Go through the material below and report how many lines contain "heading". Give only the number.

Items listed in a dataset:
START

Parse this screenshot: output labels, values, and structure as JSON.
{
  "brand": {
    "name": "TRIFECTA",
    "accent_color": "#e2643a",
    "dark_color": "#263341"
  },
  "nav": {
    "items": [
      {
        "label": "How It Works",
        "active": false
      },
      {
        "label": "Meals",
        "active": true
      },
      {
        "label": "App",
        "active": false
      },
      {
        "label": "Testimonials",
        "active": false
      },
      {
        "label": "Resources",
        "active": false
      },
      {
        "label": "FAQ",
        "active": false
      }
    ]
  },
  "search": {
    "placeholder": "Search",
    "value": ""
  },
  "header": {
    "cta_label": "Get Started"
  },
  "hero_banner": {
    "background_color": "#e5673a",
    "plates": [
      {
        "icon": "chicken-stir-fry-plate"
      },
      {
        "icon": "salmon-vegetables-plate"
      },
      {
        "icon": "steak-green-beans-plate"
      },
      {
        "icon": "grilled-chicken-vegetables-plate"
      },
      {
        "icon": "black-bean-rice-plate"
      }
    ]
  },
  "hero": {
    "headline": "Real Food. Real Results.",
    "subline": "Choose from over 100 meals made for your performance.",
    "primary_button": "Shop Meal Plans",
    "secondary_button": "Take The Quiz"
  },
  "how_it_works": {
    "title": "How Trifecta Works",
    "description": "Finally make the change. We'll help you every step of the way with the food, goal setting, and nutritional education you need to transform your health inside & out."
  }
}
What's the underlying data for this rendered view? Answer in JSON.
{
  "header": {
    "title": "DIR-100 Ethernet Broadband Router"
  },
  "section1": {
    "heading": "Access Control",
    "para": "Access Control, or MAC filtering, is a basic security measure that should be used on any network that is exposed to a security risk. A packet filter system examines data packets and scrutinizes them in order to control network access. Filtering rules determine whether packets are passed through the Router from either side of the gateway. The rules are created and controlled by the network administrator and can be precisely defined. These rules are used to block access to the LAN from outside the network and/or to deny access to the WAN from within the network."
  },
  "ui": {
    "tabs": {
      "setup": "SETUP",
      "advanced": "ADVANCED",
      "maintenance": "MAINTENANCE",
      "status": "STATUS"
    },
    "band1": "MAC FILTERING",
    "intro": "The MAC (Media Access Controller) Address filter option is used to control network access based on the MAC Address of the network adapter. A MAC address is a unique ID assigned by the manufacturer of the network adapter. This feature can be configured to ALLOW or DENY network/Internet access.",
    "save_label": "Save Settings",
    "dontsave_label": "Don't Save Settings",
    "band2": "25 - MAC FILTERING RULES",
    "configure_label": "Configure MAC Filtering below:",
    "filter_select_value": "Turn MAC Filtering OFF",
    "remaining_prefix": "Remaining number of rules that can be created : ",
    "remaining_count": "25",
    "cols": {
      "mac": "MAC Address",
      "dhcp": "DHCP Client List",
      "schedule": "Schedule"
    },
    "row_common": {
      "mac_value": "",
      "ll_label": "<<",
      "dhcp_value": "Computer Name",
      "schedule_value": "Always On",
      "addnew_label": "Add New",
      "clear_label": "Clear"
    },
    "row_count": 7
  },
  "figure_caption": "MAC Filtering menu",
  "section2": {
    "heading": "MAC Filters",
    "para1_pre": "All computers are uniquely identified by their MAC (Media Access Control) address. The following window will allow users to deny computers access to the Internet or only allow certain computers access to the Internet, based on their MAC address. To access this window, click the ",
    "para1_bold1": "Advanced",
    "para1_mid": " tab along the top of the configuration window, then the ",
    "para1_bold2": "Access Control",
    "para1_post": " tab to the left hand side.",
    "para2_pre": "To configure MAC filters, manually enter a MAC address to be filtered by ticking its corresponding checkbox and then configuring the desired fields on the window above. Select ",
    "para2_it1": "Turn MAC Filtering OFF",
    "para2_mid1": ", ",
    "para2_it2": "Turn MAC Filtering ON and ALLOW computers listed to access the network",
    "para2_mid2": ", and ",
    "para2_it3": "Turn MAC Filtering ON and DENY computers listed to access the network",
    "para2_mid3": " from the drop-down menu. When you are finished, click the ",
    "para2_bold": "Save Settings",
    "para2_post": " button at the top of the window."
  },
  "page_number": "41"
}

END

RESULT OF THIS EXERCISE: 2